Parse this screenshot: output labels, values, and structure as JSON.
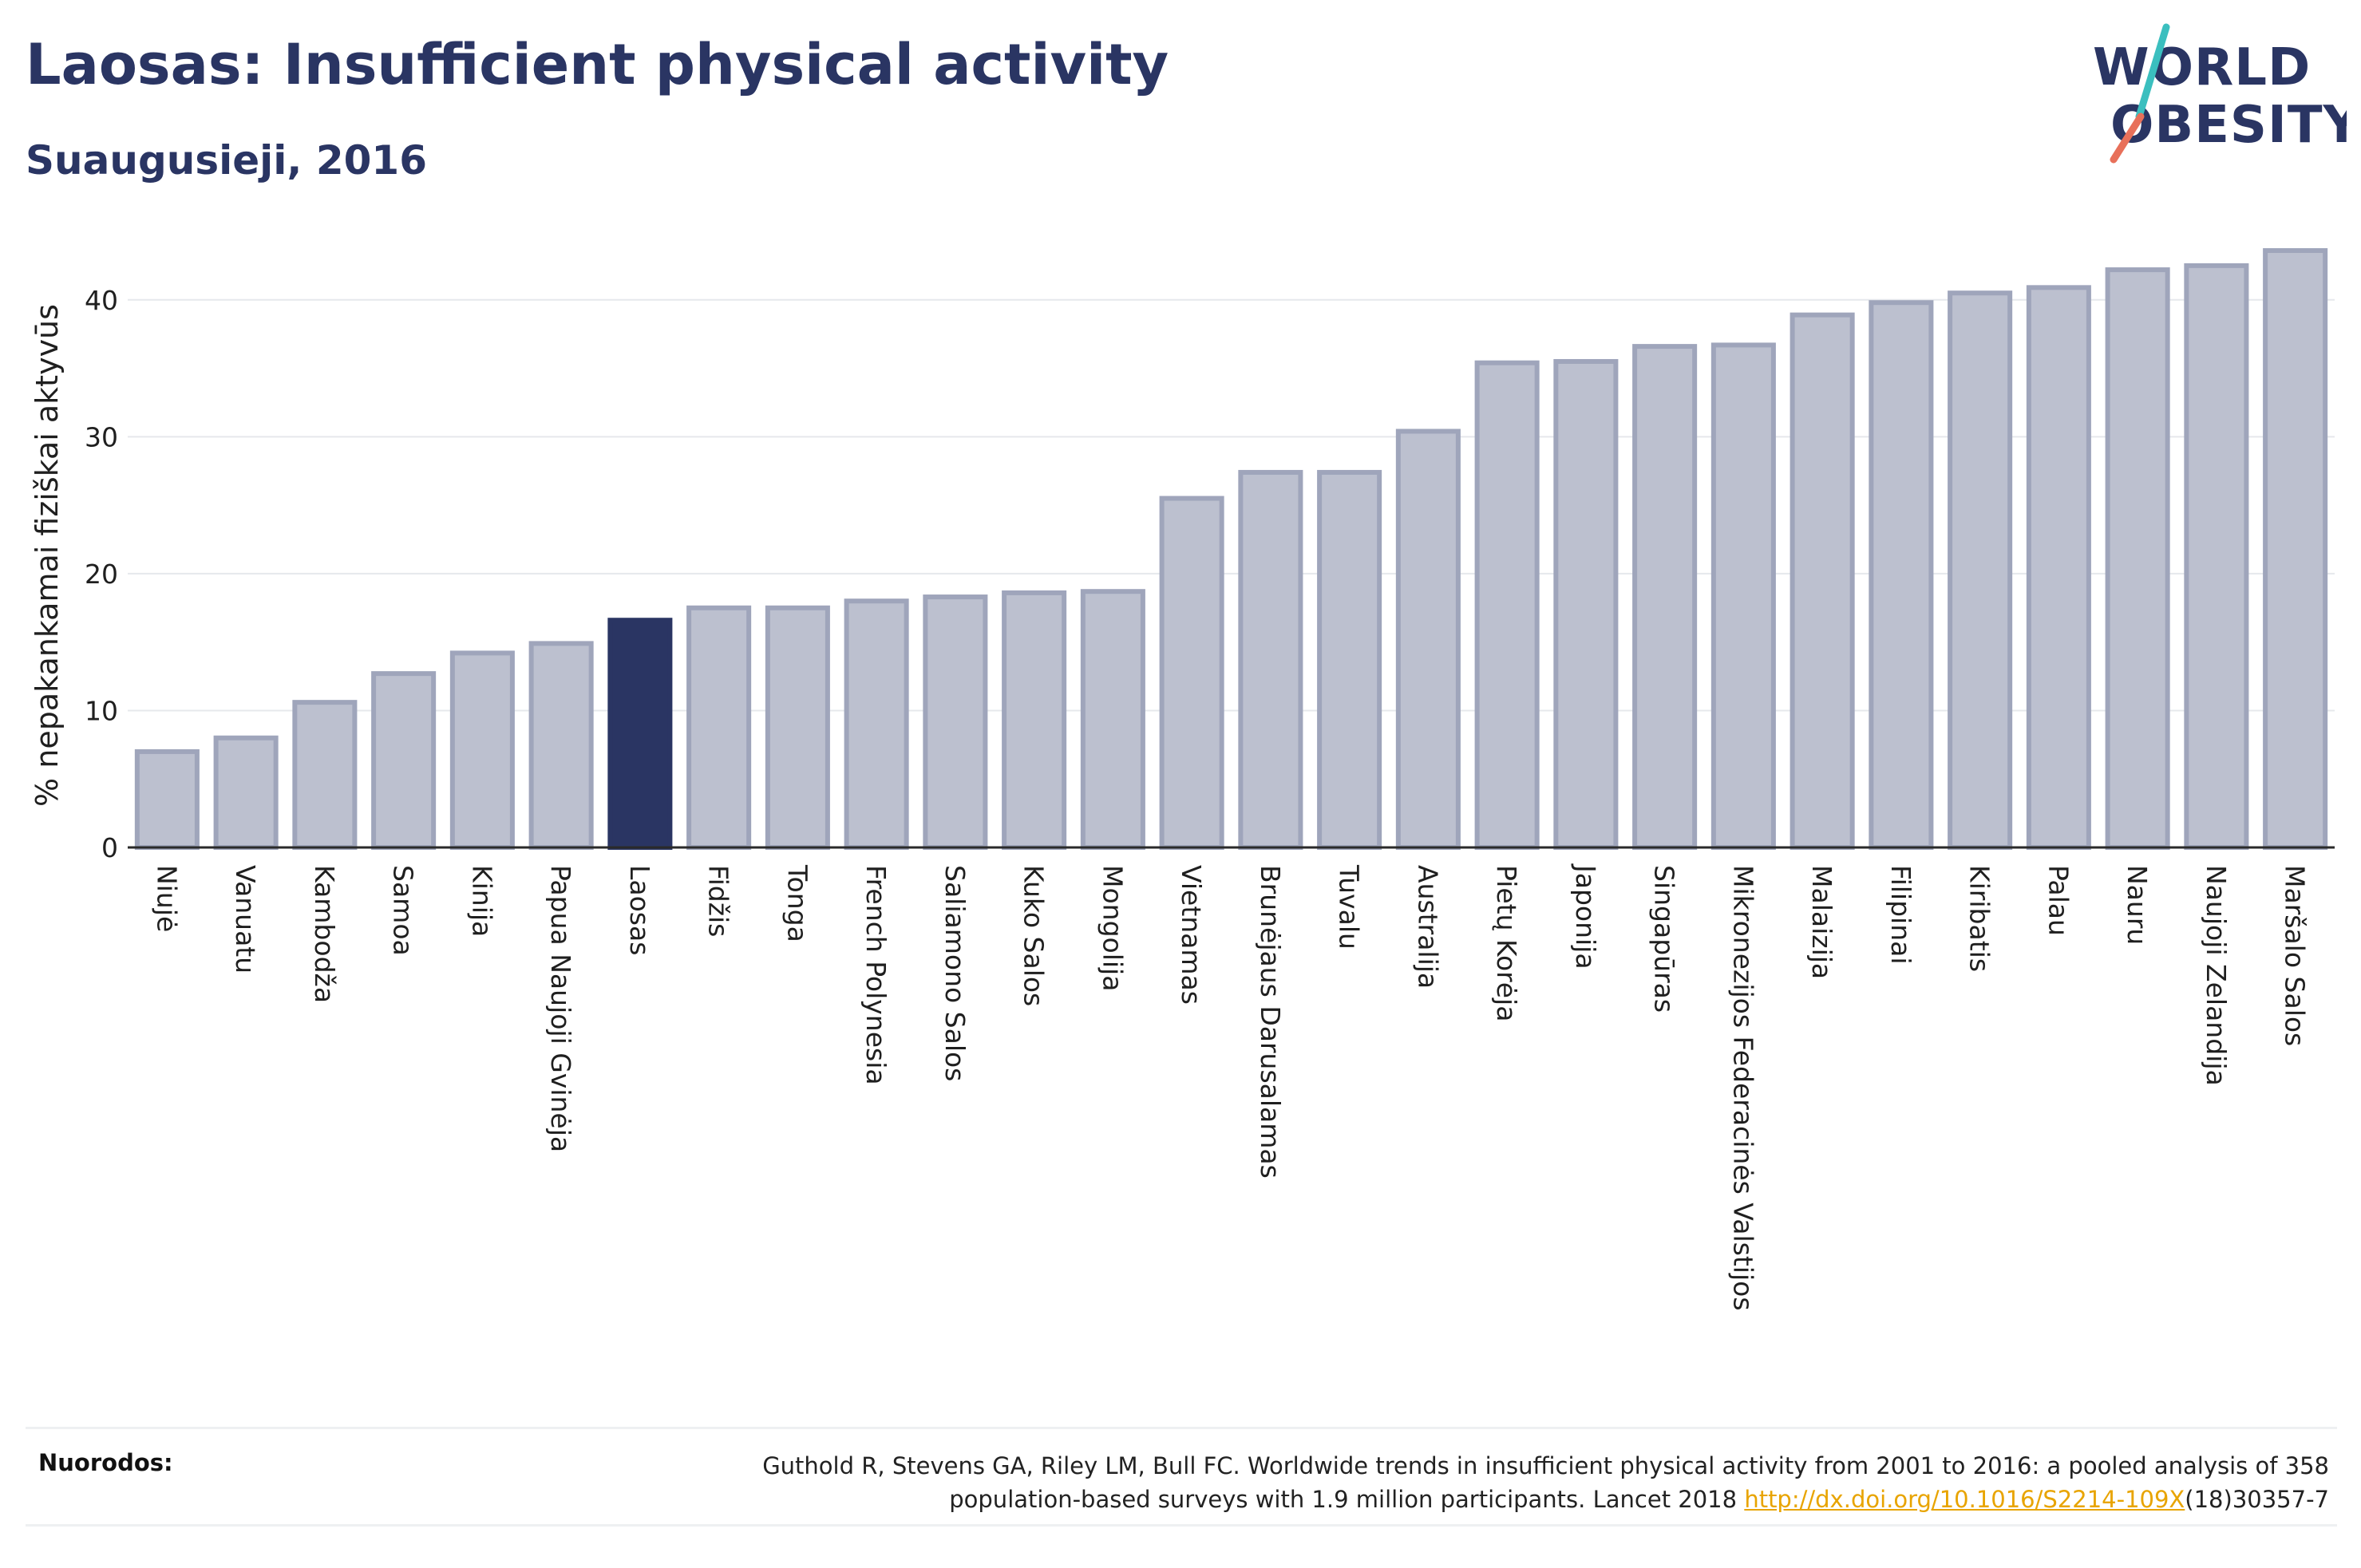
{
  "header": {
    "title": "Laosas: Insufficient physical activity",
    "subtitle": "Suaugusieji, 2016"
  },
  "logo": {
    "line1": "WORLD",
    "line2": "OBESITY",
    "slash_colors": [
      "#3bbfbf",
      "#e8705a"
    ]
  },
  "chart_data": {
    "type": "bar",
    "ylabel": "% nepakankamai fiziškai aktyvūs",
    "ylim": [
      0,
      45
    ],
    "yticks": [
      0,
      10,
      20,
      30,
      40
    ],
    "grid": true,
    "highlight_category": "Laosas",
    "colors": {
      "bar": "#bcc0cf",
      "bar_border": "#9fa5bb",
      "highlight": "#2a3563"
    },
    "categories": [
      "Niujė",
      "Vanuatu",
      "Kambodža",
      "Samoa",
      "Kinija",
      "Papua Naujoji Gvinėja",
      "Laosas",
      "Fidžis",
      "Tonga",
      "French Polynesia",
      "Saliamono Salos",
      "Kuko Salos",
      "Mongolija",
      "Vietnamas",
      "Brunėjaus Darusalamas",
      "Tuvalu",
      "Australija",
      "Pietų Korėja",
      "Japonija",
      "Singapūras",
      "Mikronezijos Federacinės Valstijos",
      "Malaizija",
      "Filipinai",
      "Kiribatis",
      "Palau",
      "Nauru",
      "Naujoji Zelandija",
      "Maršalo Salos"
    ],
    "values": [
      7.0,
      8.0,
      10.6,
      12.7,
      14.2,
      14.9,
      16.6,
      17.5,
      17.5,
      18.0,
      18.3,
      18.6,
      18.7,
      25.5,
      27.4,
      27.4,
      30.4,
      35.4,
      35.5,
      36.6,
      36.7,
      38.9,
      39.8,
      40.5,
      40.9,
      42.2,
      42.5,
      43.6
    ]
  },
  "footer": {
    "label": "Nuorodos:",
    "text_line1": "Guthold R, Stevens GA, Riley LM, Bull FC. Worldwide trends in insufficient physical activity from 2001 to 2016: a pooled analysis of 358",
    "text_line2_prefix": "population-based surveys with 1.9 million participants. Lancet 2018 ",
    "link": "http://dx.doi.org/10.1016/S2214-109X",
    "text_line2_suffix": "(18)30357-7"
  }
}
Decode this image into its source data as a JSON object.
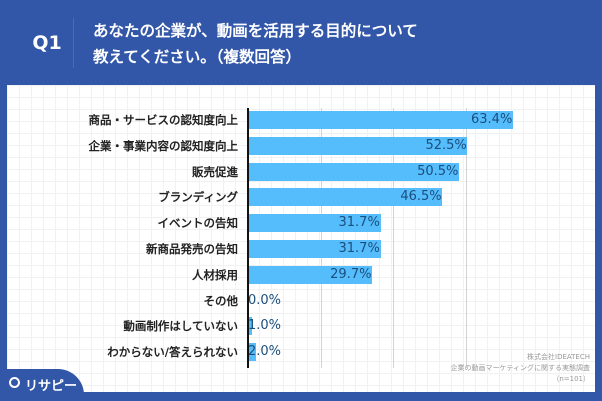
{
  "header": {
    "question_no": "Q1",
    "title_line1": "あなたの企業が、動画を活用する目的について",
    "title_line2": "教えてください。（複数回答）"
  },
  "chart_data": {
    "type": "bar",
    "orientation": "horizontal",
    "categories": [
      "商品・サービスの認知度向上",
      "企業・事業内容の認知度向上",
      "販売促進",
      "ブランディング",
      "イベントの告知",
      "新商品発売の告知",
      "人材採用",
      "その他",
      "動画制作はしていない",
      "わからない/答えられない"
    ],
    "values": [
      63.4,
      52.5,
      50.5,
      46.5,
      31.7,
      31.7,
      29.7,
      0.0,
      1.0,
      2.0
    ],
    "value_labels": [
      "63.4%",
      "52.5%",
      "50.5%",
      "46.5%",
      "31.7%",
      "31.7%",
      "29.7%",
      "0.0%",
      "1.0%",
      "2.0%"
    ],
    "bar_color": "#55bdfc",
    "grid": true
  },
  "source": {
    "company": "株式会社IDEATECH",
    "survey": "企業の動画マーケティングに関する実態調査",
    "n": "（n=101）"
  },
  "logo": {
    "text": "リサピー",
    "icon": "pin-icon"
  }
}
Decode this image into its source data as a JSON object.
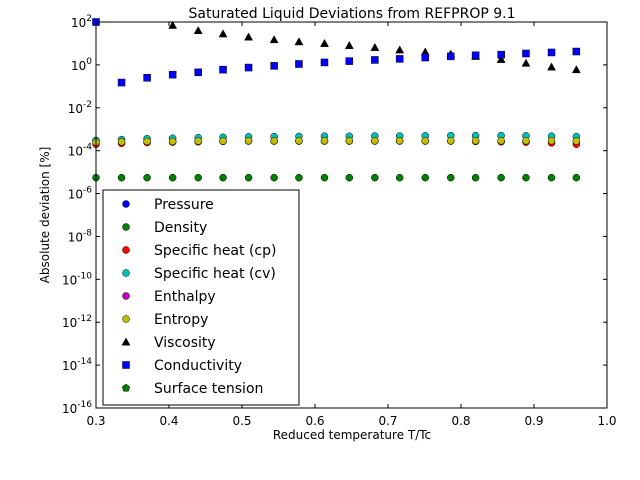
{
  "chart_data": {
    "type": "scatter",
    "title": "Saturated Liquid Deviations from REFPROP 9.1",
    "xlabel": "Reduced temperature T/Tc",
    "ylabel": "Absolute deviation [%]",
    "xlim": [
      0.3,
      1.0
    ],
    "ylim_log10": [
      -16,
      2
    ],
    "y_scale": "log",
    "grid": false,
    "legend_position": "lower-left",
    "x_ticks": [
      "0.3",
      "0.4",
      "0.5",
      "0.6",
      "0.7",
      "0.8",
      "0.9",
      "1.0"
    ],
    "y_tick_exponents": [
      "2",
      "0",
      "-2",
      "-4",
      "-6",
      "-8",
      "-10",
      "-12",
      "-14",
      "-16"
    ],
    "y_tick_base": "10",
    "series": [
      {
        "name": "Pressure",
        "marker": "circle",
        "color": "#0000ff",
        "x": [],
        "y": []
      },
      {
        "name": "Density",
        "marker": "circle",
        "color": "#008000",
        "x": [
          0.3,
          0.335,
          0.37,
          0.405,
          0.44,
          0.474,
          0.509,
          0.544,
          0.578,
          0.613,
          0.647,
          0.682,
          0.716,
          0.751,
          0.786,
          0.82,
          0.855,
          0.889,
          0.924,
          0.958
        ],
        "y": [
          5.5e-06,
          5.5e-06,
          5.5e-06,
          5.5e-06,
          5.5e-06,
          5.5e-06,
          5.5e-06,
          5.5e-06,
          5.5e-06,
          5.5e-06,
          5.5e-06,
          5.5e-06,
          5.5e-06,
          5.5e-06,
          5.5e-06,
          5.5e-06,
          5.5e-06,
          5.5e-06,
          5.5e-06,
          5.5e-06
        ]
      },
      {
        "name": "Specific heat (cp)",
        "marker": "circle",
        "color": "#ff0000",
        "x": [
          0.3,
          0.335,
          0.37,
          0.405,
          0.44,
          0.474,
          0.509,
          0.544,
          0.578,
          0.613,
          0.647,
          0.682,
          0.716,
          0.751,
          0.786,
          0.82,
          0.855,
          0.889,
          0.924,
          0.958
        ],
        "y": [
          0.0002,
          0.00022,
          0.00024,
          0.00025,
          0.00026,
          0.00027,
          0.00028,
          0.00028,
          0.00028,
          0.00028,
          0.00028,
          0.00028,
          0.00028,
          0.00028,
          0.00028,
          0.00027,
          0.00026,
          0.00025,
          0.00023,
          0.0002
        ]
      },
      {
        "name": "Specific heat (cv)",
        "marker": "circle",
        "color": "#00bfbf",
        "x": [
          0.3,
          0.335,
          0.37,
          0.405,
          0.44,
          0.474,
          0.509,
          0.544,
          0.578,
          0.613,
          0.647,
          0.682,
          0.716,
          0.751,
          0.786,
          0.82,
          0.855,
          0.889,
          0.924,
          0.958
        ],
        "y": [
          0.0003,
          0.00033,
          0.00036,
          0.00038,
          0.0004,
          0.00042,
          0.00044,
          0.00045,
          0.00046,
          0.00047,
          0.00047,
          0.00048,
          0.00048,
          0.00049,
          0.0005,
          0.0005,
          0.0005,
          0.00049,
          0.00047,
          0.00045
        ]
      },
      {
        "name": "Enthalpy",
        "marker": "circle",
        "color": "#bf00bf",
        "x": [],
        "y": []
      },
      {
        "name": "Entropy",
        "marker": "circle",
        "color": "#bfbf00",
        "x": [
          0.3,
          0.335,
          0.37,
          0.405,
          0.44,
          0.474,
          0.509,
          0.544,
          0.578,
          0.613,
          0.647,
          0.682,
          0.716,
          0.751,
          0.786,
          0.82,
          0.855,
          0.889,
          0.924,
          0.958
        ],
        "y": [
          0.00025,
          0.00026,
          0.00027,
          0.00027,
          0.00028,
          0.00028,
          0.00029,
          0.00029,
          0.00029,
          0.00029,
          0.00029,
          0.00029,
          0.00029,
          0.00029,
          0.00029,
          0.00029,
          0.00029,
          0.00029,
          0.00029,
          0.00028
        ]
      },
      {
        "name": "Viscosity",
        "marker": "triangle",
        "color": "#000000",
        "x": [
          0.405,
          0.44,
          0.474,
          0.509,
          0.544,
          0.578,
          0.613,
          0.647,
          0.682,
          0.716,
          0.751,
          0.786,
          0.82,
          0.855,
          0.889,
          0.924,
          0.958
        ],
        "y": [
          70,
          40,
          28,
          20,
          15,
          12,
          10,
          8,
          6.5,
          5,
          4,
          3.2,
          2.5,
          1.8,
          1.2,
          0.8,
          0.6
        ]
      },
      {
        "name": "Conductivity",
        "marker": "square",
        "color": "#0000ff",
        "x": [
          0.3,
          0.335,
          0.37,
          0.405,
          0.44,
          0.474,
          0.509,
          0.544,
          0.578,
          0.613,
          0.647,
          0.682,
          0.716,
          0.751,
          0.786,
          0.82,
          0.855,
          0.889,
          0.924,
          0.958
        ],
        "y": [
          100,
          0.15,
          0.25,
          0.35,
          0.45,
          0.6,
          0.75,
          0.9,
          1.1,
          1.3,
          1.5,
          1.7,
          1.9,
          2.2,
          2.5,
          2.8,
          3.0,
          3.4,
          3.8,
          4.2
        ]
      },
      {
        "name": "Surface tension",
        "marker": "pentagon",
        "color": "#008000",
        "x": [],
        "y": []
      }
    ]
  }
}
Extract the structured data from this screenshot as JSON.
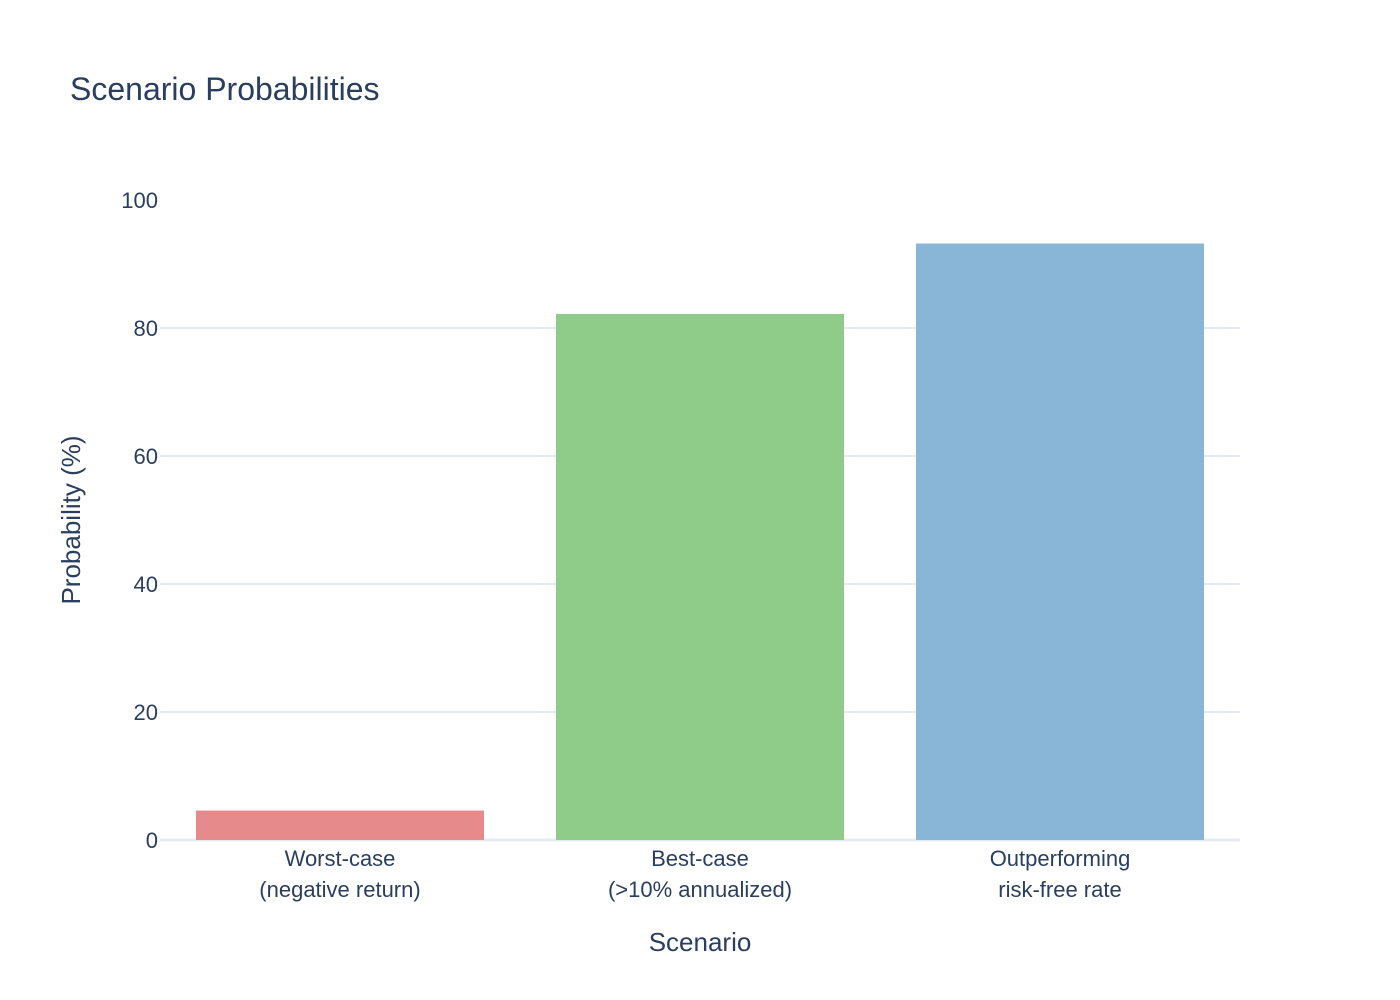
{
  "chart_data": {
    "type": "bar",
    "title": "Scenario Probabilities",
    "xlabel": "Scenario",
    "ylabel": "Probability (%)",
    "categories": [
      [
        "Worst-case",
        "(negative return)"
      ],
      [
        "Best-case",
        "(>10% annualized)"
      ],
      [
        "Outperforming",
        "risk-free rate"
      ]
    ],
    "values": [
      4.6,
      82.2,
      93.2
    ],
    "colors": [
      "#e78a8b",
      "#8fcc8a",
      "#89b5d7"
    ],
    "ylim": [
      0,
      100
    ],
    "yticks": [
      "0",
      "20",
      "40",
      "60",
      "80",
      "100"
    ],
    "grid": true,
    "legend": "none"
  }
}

============================================================

* PROBLEM STATEMENT *
Output the line containing "Extract the structured" along with every line after it to the end of the material, exactly as written, but without pictures.

* SOLUTION TO THE EXERCISE *
Extract the structured data from this screenshot as JSON.
{
  "chart_data": {
    "type": "bar",
    "title": "Scenario Probabilities",
    "xlabel": "Scenario",
    "ylabel": "Probability (%)",
    "categories": [
      [
        "Worst-case",
        "(negative return)"
      ],
      [
        "Best-case",
        "(>10% annualized)"
      ],
      [
        "Outperforming",
        "risk-free rate"
      ]
    ],
    "values": [
      4.6,
      82.2,
      93.2
    ],
    "colors": [
      "#e78a8b",
      "#8fcc8a",
      "#89b5d7"
    ],
    "ylim": [
      0,
      100
    ],
    "yticks": [
      "0",
      "20",
      "40",
      "60",
      "80",
      "100"
    ],
    "grid": true,
    "legend": "none"
  }
}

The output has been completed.